» **WHAT YOU NEED TO DO**
Keep only those lines of the records that include the string "contracted".

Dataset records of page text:
++++++++++

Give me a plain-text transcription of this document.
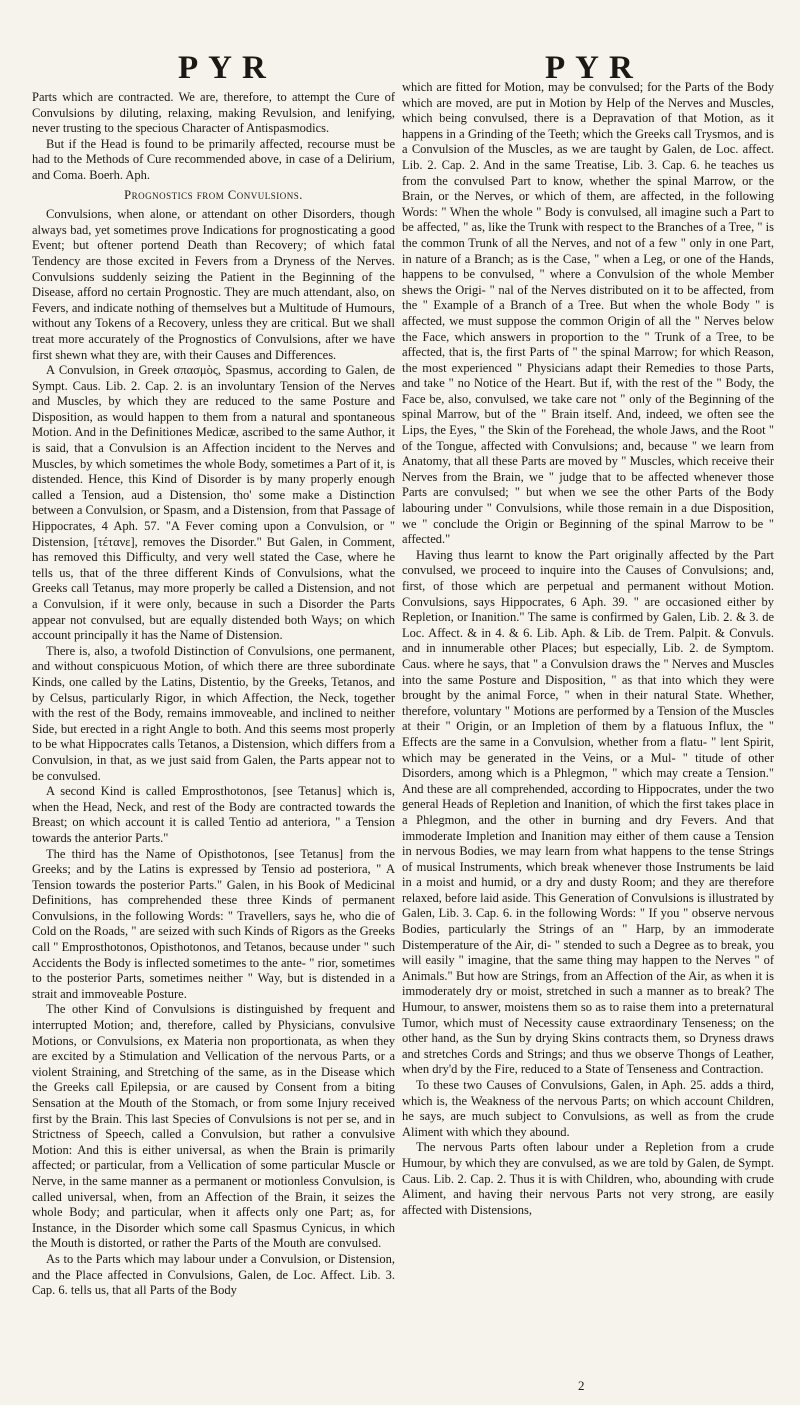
PYR	PYR

Parts which are contracted. We are, therefore, to attempt the Cure of Convulsions by diluting, relaxing, making Revulsion, and lenifying, never trusting to the specious Character of Antispasmodics.

But if the Head is found to be primarily affected, recourse must be had to the Methods of Cure recommended above, in case of a Delirium, and Coma. Boerh. Aph.

Prognostics from Convulsions.

Convulsions, when alone, or attendant on other Disorders, though always bad, yet sometimes prove Indications for prognosticating a good Event; but oftener portend Death than Recovery; of which fatal Tendency are those excited in Fevers from a Dryness of the Nerves. Convulsions suddenly seizing the Patient in the Beginning of the Disease, afford no certain Prognostic. They are much attendant, also, on Fevers, and indicate nothing of themselves but a Multitude of Humours, without any Tokens of a Recovery, unless they are critical. But we shall treat more accurately of the Prognostics of Convulsions, after we have first shewn what they are, with their Causes and Differences.

A Convulsion, in Greek σπασμὸς, Spasmus, according to Galen, de Sympt. Caus. Lib. 2. Cap. 2. is an involuntary Tension of the Nerves and Muscles, by which they are reduced to the same Posture and Disposition, as would happen to them from a natural and spontaneous Motion. And in the Definitiones Medicæ, ascribed to the same Author, it is said, that a Convulsion is an Affection incident to the Nerves and Muscles, by which sometimes the whole Body, sometimes a Part of it, is distended. Hence, this Kind of Disorder is by many properly enough called a Tension, aud a Distension, tho' some make a Distinction between a Convulsion, or Spasm, and a Distension, from that Passage of Hippocrates, 4 Aph. 57. "A Fever coming upon a Convulsion, or " Distension, [τέτανε], removes the Disorder." But Galen, in Comment, has removed this Difficulty, and very well stated the Case, where he tells us, that of the three different Kinds of Convulsions, what the Greeks call Tetanus, may more properly be called a Distension, and not a Convulsion, if it were only, because in such a Disorder the Parts appear not convulsed, but are equally distended both Ways; on which account principally it has the Name of Distension.

There is, also, a twofold Distinction of Convulsions, one permanent, and without conspicuous Motion, of which there are three subordinate Kinds, one called by the Latins, Distentio, by the Greeks, Tetanos, and by Celsus, particularly Rigor, in which Affection, the Neck, together with the rest of the Body, remains immoveable, and inclined to neither Side, but erected in a right Angle to both. And this seems most properly to be what Hippocrates calls Tetanos, a Distension, which differs from a Convulsion, in that, as we just said from Galen, the Parts appear not to be convulsed.

A second Kind is called Emprosthotonos, [see Tetanus] which is, when the Head, Neck, and rest of the Body are contracted towards the Breast; on which account it is called Tentio ad anteriora, " a Tension towards the anterior Parts."

The third has the Name of Opisthotonos, [see Tetanus] from the Greeks; and by the Latins is expressed by Tensio ad posteriora, " A Tension towards the posterior Parts." Galen, in his Book of Medicinal Definitions, has comprehended these three Kinds of permanent Convulsions, in the following Words: " Travellers, says he, who die of Cold on the Roads, " are seized with such Kinds of Rigors as the Greeks call " Emprosthotonos, Opisthotonos, and Tetanos, because under " such Accidents the Body is inflected sometimes to the ante- " rior, sometimes to the posterior Parts, sometimes neither " Way, but is distended in a strait and immoveable Posture.

The other Kind of Convulsions is distinguished by frequent and interrupted Motion; and, therefore, called by Physicians, convulsive Motions, or Convulsions, ex Materia non proportionata, as when they are excited by a Stimulation and Vellication of the nervous Parts, or a violent Straining, and Stretching of the same, as in the Disease which the Greeks call Epilepsia, or are caused by Consent from a biting Sensation at the Mouth of the Stomach, or from some Injury received first by the Brain. This last Species of Convulsions is not per se, and in Strictness of Speech, called a Convulsion, but rather a convulsive Motion: And this is either universal, as when the Brain is primarily affected; or particular, from a Vellication of some particular Muscle or Nerve, in the same manner as a permanent or motionless Convulsion, is called universal, when, from an Affection of the Brain, it seizes the whole Body; and particular, when it affects only one Part; as, for Instance, in the Disorder which some call Spasmus Cynicus, in which the Mouth is distorted, or rather the Parts of the Mouth are convulsed.

As to the Parts which may labour under a Convulsion, or Distension, and the Place affected in Convulsions, Galen, de Loc. Affect. Lib. 3. Cap. 6. tells us, that all Parts of the Body

which are fitted for Motion, may be convulsed; for the Parts of the Body which are moved, are put in Motion by Help of the Nerves and Muscles, which being convulsed, there is a Depravation of that Motion, as it happens in a Grinding of the Teeth; which the Greeks call Trysmos, and is a Convulsion of the Muscles, as we are taught by Galen, de Loc. affect. Lib. 2. Cap. 2. And in the same Treatise, Lib. 3. Cap. 6. he teaches us from the convulsed Part to know, whether the spinal Marrow, or the Brain, or the Nerves, or which of them, are affected, in the following Words: " When the whole " Body is convulsed, all imagine such a Part to be affected, " as, like the Trunk with respect to the Branches of a Tree, " is the common Trunk of all the Nerves, and not of a few " only in one Part, in nature of a Branch; as is the Case, " when a Leg, or one of the Hands, happens to be convulsed, " where a Convulsion of the whole Member shews the Origi- " nal of the Nerves distributed on it to be affected, from the " Example of a Branch of a Tree. But when the whole Body " is affected, we must suppose the common Origin of all the " Nerves below the Face, which answers in proportion to the " Trunk of a Tree, to be affected, that is, the first Parts of " the spinal Marrow; for which Reason, the most experienced " Physicians adapt their Remedies to those Parts, and take " no Notice of the Heart. But if, with the rest of the " Body, the Face be, also, convulsed, we take care not " only of the Beginning of the spinal Marrow, but of the " Brain itself. And, indeed, we often see the Lips, the Eyes, " the Skin of the Forehead, the whole Jaws, and the Root " of the Tongue, affected with Convulsions; and, because " we learn from Anatomy, that all these Parts are moved by " Muscles, which receive their Nerves from the Brain, we " judge that to be affected whenever those Parts are convulsed; " but when we see the other Parts of the Body labouring under " Convulsions, while those remain in a due Disposition, we " conclude the Origin or Beginning of the spinal Marrow to be " affected."

Having thus learnt to know the Part originally affected by the Part convulsed, we proceed to inquire into the Causes of Convulsions; and, first, of those which are perpetual and permanent without Motion. Convulsions, says Hippocrates, 6 Aph. 39. " are occasioned either by Repletion, or Inanition." The same is confirmed by Galen, Lib. 2. & 3. de Loc. Affect. & in 4. & 6. Lib. Aph. & Lib. de Trem. Palpit. & Convuls. and in innumerable other Places; but especially, Lib. 2. de Symptom. Caus. where he says, that " a Convulsion draws the " Nerves and Muscles into the same Posture and Disposition, " as that into which they were brought by the animal Force, " when in their natural State. Whether, therefore, voluntary " Motions are performed by a Tension of the Muscles at their " Origin, or an Impletion of them by a flatuous Influx, the " Effects are the same in a Convulsion, whether from a flatu- " lent Spirit, which may be generated in the Veins, or a Mul- " titude of other Disorders, among which is a Phlegmon, " which may create a Tension." And these are all comprehended, according to Hippocrates, under the two general Heads of Repletion and Inanition, of which the first takes place in a Phlegmon, and the other in burning and dry Fevers. And that immoderate Impletion and Inanition may either of them cause a Tension in nervous Bodies, we may learn from what happens to the tense Strings of musical Instruments, which break whenever those Instruments be laid in a moist and humid, or a dry and dusty Room; and they are therefore relaxed, before laid aside. This Generation of Convulsions is illustrated by Galen, Lib. 3. Cap. 6. in the following Words: " If you " observe nervous Bodies, particularly the Strings of an " Harp, by an immoderate Distemperature of the Air, di- " stended to such a Degree as to break, you will easily " imagine, that the same thing may happen to the Nerves " of Animals." But how are Strings, from an Affection of the Air, as when it is immoderately dry or moist, stretched in such a manner as to break? The Humour, to answer, moistens them so as to raise them into a preternatural Tumor, which must of Necessity cause extraordinary Tenseness; on the other hand, as the Sun by drying Skins contracts them, so Dryness draws and stretches Cords and Strings; and thus we observe Thongs of Leather, when dry'd by the Fire, reduced to a State of Tenseness and Contraction.

To these two Causes of Convulsions, Galen, in Aph. 25. adds a third, which is, the Weakness of the nervous Parts; on which account Children, he says, are much subject to Convulsions, as well as from the crude Aliment with which they abound.

The nervous Parts often labour under a Repletion from a crude Humour, by which they are convulsed, as we are told by Galen, de Sympt. Caus. Lib. 2. Cap. 2. Thus it is with Children, who, abounding with crude Aliment, and having their nervous Parts not very strong, are easily affected with Distensions,

2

++++++++++

» **WORKED SOLUTION**
Parts which are contracted. We are, therefore, to attempt the Cure of Convulsions by diluting, relaxing, making Revulsion, and lenifying, never trusting to the specious Character of Antispasmodics.
A second Kind is called Emprosthotonos, [see Tetanus] which is, when the Head, Neck, and rest of the Body are contracted towards the Breast; on which account it is called Tentio ad anteriora, " a Tension towards the anterior Parts."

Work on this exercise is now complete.